— begin —
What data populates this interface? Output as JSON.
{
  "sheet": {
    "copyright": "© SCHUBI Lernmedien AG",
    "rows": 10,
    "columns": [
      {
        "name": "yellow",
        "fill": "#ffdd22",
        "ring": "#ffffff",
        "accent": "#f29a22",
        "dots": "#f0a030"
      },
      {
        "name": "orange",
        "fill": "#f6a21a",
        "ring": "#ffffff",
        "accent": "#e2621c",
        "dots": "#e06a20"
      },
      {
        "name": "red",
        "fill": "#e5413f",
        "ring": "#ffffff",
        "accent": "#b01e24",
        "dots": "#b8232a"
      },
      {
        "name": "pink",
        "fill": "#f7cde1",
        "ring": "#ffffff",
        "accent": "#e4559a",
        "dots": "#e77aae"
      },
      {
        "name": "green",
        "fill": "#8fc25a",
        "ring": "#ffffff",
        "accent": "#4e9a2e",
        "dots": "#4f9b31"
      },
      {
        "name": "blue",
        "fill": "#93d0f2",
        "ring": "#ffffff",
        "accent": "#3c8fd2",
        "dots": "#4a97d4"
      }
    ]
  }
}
— end —
— begin —
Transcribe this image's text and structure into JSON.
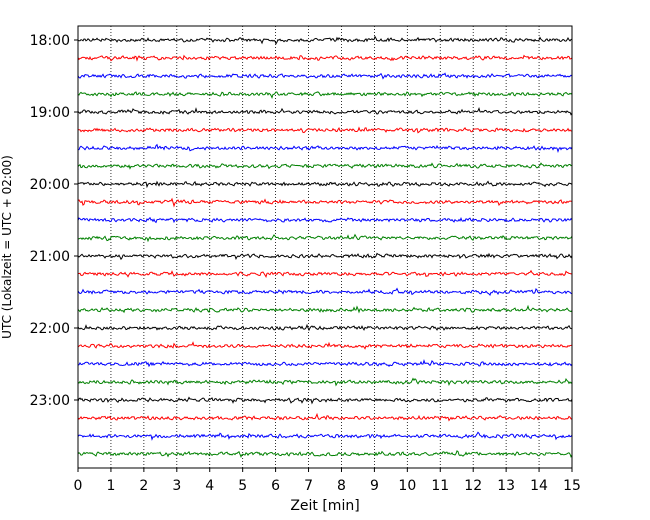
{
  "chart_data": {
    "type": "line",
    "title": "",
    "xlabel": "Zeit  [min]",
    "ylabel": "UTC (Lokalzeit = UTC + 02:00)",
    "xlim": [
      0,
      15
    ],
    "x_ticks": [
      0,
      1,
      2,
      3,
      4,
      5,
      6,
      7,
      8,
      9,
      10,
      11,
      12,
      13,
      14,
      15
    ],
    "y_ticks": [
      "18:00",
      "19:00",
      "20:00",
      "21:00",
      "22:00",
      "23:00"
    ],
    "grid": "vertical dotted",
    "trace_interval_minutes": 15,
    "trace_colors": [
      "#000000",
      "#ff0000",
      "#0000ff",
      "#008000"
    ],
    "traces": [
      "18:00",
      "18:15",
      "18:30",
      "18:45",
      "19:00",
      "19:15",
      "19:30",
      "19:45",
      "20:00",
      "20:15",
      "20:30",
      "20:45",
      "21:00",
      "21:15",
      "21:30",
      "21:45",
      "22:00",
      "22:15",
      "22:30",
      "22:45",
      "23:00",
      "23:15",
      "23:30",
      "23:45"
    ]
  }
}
— end —
### [SET EXERCISE]
Go over the records above line by line and count those holding the word "name". Reply only with the number.

### [TASK ANSWER]
6